Problem to work on -
Go through the data and copy each line where the string "this" appears.

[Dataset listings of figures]
⟨

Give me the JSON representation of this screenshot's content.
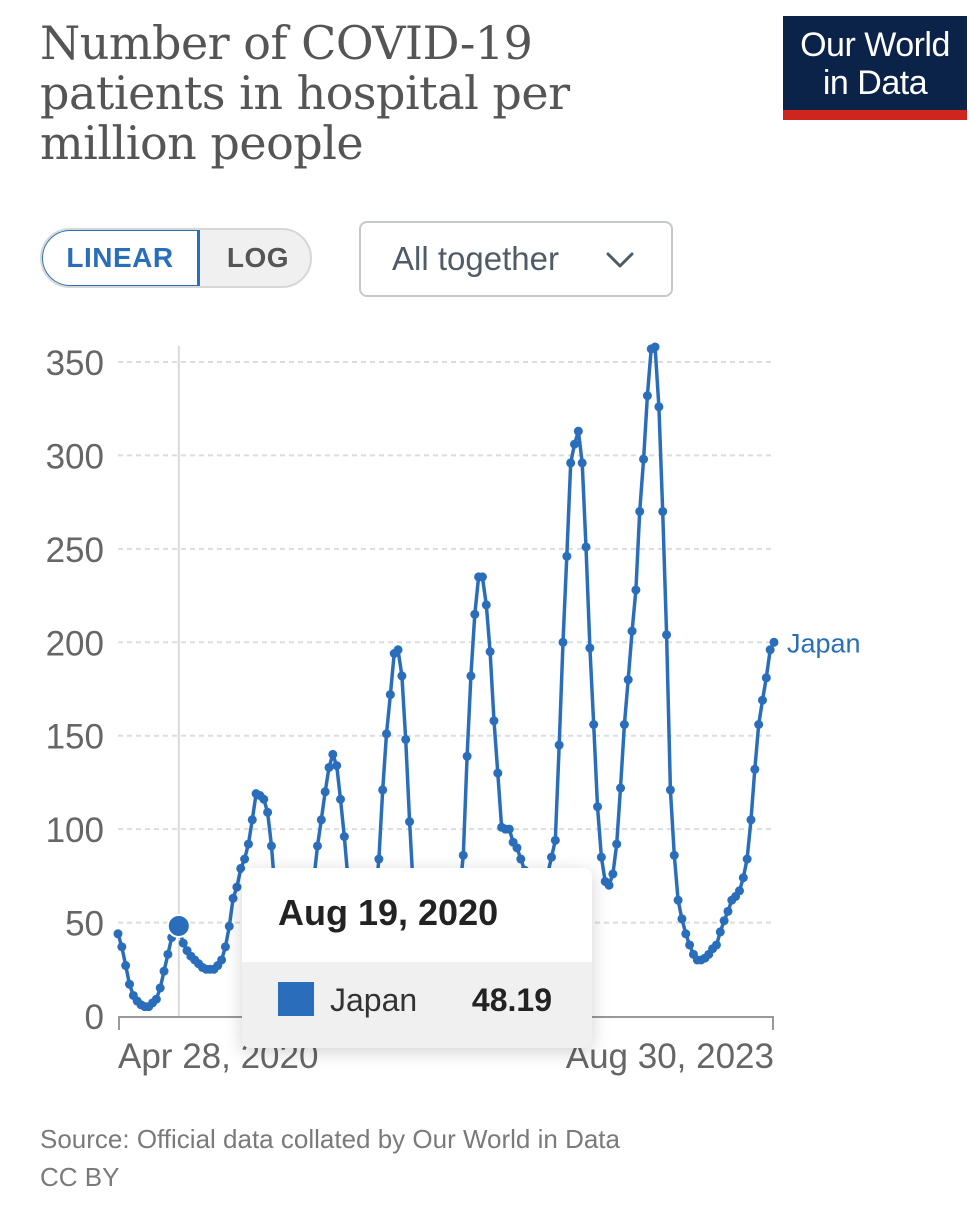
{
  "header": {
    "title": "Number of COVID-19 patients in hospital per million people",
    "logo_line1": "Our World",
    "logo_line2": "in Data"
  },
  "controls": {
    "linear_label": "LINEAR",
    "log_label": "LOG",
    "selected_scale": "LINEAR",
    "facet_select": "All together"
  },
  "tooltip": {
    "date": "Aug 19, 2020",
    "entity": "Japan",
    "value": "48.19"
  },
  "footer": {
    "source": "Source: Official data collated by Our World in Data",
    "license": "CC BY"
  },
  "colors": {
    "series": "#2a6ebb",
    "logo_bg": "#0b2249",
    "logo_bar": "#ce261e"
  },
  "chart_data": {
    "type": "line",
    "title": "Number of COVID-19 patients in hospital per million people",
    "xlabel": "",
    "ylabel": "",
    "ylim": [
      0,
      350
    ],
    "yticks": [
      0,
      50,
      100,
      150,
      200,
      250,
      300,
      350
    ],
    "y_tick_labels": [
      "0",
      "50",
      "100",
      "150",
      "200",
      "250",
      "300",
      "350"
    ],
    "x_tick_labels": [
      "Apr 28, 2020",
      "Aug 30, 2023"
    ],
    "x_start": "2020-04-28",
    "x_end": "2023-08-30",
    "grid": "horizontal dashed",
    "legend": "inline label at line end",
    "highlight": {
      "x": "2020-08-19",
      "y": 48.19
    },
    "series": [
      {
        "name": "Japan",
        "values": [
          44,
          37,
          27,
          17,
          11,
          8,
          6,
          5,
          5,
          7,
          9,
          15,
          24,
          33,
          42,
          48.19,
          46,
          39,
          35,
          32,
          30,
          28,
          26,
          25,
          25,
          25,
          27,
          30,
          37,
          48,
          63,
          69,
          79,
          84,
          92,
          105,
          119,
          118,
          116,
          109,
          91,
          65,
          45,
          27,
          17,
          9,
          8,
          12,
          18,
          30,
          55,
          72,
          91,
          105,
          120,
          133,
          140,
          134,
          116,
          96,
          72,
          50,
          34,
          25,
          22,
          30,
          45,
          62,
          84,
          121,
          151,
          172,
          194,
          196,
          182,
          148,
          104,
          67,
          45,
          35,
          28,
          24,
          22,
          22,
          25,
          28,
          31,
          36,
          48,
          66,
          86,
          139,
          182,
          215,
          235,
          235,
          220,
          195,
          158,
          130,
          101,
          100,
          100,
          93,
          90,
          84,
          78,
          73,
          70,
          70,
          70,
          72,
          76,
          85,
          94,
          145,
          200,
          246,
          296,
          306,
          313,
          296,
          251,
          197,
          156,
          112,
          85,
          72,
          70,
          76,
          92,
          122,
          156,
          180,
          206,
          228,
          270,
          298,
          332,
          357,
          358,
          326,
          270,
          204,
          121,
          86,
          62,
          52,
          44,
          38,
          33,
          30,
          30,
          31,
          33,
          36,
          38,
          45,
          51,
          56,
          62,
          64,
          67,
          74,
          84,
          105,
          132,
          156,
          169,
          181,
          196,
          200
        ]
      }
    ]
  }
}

⟩
⟨

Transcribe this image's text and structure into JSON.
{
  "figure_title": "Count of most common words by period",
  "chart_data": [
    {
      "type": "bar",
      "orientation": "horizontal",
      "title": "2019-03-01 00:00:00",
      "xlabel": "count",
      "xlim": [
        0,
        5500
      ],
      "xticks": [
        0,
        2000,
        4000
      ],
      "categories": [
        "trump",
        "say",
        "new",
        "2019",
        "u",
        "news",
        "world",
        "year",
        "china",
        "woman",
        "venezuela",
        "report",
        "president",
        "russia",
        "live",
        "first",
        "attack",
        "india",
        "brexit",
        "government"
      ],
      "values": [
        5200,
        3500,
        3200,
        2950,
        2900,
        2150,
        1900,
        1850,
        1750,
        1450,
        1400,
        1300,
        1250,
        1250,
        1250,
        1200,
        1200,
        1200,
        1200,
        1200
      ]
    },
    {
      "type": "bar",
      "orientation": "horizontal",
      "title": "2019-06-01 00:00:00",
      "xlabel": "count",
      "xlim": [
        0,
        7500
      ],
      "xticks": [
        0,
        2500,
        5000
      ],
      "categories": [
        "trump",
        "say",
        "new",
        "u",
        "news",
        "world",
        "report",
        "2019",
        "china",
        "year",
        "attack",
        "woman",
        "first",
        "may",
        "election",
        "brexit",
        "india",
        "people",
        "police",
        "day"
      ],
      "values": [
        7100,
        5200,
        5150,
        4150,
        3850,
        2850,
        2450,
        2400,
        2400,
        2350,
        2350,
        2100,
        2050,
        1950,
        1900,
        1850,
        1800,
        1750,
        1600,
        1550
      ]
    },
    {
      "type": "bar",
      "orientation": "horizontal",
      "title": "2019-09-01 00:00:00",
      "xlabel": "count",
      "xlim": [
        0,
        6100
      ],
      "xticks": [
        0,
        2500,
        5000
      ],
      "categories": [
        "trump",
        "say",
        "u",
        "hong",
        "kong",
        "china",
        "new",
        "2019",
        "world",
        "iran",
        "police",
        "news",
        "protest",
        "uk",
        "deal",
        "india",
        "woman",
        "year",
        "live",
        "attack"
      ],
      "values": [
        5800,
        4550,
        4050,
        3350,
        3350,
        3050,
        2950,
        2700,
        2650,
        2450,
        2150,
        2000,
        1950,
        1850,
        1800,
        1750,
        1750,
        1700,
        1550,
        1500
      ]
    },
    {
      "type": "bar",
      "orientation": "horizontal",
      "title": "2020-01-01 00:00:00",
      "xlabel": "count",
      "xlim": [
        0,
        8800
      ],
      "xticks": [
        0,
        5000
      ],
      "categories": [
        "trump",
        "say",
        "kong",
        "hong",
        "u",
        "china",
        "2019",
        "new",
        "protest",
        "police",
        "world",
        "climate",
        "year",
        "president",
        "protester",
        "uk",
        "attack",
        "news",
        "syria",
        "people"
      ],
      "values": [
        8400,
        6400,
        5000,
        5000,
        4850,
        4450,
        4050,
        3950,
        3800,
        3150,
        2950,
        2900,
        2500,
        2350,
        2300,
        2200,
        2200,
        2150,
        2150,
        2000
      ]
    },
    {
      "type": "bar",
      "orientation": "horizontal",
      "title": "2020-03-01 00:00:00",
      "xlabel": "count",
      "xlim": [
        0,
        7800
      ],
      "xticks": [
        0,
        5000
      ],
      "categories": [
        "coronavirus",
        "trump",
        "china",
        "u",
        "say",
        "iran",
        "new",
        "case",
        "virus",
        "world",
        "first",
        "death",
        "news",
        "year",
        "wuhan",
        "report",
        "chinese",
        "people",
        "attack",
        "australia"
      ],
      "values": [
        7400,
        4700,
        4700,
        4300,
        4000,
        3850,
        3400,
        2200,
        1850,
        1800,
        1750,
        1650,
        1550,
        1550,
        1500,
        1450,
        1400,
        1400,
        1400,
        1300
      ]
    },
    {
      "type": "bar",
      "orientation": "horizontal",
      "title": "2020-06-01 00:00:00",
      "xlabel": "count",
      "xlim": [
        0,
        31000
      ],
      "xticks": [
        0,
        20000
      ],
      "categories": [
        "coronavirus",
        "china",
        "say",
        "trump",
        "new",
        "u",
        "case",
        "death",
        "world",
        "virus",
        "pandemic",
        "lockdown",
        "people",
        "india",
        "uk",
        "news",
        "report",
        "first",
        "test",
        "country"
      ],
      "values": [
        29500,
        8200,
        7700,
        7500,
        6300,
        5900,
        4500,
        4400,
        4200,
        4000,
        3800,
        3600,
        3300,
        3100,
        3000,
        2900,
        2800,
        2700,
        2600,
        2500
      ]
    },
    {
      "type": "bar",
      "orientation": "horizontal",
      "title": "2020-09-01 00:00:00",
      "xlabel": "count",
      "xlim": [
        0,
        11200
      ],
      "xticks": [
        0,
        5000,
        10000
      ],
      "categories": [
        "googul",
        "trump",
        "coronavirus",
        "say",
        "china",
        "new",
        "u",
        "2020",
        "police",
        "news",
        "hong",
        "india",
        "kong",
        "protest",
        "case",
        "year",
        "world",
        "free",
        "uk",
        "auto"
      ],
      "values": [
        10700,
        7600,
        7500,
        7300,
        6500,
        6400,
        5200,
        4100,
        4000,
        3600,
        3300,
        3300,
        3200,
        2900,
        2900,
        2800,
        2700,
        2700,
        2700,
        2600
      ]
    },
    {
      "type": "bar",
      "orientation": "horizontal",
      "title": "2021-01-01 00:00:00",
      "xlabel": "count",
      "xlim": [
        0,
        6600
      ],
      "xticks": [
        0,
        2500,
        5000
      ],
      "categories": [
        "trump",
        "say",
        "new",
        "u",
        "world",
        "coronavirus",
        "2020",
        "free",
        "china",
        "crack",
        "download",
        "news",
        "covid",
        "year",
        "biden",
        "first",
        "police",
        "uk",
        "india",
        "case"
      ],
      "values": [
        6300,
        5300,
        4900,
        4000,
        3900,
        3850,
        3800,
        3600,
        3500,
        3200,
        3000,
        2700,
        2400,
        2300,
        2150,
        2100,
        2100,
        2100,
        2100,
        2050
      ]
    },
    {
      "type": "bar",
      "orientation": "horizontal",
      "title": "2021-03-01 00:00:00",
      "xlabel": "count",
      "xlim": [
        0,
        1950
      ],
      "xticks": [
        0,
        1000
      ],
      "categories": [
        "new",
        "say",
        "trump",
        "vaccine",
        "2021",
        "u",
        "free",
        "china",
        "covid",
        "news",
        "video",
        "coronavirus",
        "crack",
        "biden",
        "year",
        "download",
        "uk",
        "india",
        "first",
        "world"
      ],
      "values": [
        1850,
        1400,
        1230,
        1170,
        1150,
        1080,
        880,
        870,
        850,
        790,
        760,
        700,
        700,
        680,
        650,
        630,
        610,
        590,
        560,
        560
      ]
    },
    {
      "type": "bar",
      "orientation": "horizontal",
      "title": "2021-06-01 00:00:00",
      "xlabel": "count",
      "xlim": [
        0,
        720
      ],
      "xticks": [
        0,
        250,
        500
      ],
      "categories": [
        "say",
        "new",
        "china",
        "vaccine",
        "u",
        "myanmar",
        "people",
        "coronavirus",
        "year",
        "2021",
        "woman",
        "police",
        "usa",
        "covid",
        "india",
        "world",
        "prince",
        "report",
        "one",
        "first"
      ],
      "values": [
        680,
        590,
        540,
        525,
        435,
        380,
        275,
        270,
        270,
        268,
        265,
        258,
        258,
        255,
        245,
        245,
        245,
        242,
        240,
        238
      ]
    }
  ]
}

⟩
⟨

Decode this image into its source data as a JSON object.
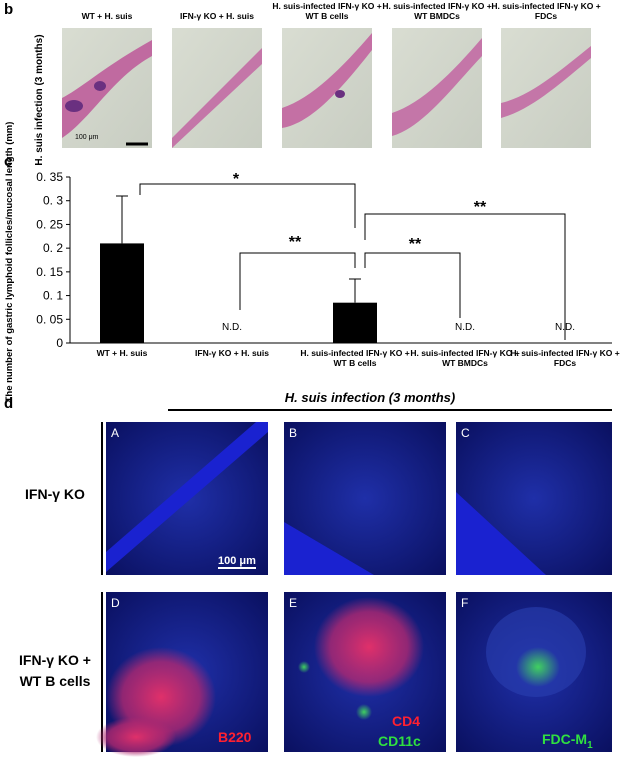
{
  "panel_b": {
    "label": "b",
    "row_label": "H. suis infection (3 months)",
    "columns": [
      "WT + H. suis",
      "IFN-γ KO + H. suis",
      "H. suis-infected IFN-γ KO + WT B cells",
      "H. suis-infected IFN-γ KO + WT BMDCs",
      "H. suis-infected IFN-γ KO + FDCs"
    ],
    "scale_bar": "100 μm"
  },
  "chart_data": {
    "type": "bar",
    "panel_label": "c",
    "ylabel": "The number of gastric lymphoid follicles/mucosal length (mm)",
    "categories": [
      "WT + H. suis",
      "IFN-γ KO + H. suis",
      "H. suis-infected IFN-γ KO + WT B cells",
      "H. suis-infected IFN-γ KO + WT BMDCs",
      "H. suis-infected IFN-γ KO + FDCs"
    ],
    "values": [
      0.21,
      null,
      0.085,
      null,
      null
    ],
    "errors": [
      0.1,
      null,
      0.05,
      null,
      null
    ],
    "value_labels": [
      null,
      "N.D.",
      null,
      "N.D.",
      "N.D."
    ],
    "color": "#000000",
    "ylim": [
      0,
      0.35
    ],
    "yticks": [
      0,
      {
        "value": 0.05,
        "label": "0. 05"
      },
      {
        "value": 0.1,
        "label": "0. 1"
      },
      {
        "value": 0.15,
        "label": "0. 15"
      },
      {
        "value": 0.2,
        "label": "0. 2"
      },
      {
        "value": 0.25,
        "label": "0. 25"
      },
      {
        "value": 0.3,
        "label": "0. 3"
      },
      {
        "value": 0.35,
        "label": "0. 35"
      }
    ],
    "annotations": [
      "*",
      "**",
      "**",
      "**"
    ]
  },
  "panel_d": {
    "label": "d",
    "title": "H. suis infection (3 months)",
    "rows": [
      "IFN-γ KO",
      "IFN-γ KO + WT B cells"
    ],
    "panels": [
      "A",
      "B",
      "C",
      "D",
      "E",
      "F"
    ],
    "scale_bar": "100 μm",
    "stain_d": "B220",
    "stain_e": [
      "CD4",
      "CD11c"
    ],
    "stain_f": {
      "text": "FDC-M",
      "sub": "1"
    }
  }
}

⟩

Output of the task -
Give me the JSON representation of this screenshot's content.
Transcribe this image's text and structure into JSON.
Decode this image into its source data as a JSON object.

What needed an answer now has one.